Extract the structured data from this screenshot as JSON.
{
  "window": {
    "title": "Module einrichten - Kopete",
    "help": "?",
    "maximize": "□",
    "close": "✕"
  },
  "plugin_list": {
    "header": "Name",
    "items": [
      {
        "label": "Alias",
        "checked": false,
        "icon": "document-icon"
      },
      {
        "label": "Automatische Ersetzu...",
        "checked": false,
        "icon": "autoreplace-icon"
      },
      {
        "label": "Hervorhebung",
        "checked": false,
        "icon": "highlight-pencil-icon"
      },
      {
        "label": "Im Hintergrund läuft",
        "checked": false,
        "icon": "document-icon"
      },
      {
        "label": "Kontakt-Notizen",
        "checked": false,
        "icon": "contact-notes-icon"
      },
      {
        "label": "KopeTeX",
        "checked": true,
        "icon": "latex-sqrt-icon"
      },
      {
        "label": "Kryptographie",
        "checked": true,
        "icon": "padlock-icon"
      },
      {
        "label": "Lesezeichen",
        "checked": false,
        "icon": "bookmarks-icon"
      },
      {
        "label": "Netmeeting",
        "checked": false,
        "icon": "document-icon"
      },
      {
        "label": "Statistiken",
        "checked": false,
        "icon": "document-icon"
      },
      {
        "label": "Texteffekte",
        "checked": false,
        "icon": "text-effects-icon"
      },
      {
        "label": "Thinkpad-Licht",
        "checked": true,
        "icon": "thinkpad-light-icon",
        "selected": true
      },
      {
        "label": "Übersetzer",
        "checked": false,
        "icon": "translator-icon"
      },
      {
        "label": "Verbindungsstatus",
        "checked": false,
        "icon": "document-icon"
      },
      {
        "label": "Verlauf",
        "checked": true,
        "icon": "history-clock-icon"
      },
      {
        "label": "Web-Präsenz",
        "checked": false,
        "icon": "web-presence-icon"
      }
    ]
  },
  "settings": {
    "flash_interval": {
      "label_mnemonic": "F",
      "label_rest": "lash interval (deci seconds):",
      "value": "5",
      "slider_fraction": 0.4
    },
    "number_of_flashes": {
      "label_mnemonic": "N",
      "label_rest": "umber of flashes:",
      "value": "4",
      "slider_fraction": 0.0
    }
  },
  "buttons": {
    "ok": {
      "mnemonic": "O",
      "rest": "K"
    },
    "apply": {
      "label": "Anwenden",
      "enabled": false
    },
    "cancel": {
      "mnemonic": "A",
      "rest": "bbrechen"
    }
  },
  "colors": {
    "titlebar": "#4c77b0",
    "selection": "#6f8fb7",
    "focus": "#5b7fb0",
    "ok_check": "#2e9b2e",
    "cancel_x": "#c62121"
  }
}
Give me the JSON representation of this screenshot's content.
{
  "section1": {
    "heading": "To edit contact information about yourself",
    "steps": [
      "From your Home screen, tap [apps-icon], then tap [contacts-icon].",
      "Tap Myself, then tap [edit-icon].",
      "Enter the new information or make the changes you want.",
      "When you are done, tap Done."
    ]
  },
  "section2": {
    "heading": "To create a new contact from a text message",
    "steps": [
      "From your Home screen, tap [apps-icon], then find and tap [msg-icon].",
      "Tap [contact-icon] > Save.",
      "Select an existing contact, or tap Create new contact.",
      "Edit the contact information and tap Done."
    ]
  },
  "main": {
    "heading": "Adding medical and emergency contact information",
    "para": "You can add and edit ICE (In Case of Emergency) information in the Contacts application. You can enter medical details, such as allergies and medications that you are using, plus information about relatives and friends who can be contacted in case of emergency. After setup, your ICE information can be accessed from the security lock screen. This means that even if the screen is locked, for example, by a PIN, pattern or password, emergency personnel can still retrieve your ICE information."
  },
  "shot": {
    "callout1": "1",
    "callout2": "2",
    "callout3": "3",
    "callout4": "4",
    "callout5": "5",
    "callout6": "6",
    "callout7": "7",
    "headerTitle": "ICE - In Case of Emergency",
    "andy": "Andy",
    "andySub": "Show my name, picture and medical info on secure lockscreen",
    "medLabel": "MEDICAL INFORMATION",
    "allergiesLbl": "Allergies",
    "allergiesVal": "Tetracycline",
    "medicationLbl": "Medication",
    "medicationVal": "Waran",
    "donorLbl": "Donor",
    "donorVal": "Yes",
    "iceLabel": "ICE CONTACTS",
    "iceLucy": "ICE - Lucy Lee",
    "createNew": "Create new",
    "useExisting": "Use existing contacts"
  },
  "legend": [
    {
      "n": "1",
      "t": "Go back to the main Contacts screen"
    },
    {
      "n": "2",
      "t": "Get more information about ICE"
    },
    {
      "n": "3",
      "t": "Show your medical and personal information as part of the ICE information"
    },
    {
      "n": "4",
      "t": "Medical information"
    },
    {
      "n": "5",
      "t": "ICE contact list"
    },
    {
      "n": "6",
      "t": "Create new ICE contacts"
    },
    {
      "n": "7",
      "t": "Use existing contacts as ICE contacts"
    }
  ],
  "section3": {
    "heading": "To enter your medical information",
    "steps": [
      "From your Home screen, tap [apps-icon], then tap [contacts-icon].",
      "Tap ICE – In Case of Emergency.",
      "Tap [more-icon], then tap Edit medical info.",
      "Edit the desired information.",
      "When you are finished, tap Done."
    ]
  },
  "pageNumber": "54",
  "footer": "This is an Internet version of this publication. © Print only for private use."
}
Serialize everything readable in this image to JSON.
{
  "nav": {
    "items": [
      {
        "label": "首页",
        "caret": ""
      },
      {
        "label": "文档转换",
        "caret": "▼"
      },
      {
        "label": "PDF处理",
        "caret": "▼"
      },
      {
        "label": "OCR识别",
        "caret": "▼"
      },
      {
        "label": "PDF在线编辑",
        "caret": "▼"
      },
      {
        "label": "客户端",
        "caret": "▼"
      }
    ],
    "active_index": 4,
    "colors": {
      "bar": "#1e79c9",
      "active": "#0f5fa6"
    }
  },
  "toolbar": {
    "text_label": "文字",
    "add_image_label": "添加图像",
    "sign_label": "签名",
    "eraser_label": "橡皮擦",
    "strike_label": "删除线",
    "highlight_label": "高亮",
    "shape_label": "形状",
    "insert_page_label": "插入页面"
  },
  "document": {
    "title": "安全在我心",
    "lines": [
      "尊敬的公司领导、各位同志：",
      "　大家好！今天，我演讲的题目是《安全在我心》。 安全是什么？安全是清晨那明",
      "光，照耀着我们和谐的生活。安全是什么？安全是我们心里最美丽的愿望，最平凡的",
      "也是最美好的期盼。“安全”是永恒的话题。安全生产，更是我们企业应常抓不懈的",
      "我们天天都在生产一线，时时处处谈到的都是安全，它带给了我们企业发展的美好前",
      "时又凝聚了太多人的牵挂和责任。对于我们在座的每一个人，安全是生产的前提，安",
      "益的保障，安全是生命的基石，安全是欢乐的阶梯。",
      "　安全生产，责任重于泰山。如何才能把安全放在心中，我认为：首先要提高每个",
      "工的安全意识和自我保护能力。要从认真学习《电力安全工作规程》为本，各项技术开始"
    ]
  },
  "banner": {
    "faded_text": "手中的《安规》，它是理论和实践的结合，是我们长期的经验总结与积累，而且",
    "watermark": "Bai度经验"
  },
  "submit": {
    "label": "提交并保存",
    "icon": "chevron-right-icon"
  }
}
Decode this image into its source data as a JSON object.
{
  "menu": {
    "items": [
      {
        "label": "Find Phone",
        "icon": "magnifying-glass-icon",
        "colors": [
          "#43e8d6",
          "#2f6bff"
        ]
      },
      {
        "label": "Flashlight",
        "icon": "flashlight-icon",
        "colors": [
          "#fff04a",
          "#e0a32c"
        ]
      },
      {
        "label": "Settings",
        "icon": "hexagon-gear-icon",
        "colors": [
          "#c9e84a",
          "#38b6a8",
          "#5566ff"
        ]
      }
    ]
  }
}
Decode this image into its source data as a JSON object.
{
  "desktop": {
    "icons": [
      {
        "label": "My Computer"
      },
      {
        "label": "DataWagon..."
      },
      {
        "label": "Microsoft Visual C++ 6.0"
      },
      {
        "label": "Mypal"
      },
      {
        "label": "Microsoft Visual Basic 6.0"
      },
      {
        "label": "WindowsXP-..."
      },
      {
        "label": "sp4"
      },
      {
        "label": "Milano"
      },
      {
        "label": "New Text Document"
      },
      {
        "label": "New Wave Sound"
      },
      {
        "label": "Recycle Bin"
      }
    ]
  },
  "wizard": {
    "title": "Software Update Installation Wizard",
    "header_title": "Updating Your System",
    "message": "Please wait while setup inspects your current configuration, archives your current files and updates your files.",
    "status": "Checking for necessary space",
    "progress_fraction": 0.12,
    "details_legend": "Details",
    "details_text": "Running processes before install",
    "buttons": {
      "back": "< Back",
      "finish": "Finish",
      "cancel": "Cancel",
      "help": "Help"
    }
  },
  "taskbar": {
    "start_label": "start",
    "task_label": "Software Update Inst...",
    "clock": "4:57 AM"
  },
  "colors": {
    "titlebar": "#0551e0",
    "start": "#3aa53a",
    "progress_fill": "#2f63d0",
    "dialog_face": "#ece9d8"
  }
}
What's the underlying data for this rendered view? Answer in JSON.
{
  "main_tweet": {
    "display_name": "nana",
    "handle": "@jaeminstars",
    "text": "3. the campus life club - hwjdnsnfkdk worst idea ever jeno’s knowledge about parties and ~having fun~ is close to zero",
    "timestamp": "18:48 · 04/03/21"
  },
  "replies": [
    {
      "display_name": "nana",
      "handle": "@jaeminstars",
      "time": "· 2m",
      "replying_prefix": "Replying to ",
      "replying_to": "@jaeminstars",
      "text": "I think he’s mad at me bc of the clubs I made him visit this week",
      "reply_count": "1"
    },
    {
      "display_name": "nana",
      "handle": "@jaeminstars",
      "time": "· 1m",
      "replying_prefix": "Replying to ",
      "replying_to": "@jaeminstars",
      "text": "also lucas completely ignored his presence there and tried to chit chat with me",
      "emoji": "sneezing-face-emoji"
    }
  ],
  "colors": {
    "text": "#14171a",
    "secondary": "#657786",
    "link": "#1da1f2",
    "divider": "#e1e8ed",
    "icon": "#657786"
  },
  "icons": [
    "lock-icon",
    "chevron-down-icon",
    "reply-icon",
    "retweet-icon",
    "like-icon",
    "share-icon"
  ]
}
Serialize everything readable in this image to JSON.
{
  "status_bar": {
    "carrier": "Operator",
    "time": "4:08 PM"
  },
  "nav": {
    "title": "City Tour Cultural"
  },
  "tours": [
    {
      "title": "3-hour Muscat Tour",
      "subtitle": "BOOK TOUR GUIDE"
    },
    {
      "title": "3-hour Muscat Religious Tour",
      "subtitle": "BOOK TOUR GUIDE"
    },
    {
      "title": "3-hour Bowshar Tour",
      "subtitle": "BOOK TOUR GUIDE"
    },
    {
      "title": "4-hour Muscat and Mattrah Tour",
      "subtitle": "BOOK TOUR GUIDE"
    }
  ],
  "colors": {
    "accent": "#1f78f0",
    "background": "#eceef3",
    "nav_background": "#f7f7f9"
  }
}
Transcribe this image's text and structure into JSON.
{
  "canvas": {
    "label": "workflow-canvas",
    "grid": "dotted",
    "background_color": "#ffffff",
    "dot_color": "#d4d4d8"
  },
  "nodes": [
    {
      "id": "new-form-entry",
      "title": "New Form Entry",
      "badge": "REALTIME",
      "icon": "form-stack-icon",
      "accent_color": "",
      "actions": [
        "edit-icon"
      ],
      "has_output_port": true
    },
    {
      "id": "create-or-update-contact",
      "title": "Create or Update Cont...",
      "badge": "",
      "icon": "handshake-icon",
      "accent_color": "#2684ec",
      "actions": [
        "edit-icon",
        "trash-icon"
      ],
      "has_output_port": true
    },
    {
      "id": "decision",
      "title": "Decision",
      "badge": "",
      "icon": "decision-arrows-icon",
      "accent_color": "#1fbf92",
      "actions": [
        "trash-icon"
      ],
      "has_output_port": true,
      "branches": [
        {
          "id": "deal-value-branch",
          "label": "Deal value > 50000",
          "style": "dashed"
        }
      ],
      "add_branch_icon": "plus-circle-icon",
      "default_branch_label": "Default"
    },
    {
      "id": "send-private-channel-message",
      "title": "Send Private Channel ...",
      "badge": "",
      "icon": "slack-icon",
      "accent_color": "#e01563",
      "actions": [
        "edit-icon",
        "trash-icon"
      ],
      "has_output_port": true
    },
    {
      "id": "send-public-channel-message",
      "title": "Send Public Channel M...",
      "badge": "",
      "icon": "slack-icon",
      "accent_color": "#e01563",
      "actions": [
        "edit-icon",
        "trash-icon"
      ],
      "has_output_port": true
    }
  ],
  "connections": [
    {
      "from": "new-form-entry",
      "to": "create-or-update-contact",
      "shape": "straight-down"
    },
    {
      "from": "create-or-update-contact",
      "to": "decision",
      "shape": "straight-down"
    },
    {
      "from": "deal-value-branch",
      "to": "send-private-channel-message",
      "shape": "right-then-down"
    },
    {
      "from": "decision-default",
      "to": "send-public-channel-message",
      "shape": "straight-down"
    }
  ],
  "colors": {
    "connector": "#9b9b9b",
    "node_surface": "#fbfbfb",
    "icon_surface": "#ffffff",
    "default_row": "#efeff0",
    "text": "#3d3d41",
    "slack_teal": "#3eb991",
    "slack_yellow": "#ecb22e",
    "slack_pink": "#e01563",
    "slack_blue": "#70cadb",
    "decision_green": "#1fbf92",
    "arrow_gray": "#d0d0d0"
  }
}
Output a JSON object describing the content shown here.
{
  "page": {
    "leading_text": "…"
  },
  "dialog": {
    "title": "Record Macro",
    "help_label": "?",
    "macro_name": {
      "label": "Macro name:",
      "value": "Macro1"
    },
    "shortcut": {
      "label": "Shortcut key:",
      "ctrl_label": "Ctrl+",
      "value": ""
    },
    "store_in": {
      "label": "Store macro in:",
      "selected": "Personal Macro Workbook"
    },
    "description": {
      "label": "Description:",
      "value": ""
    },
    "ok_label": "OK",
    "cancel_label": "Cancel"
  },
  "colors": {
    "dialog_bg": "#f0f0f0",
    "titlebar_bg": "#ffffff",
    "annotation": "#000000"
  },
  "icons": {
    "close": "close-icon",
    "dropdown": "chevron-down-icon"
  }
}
= = = =
- What the task requires: Reproduce, word for word, only the lines from the one that contains "Output a JSON" through the final line.

- Solution for this exercise:
Output a JSON object describing the content shown here.
{
  "page": {
    "leading_text": "…"
  },
  "dialog": {
    "title": "Record Macro",
    "help_label": "?",
    "macro_name": {
      "label": "Macro name:",
      "value": "Macro1"
    },
    "shortcut": {
      "label": "Shortcut key:",
      "ctrl_label": "Ctrl+",
      "value": ""
    },
    "store_in": {
      "label": "Store macro in:",
      "selected": "Personal Macro Workbook"
    },
    "description": {
      "label": "Description:",
      "value": ""
    },
    "ok_label": "OK",
    "cancel_label": "Cancel"
  },
  "colors": {
    "dialog_bg": "#f0f0f0",
    "titlebar_bg": "#ffffff",
    "annotation": "#000000"
  },
  "icons": {
    "close": "close-icon",
    "dropdown": "chevron-down-icon"
  }
}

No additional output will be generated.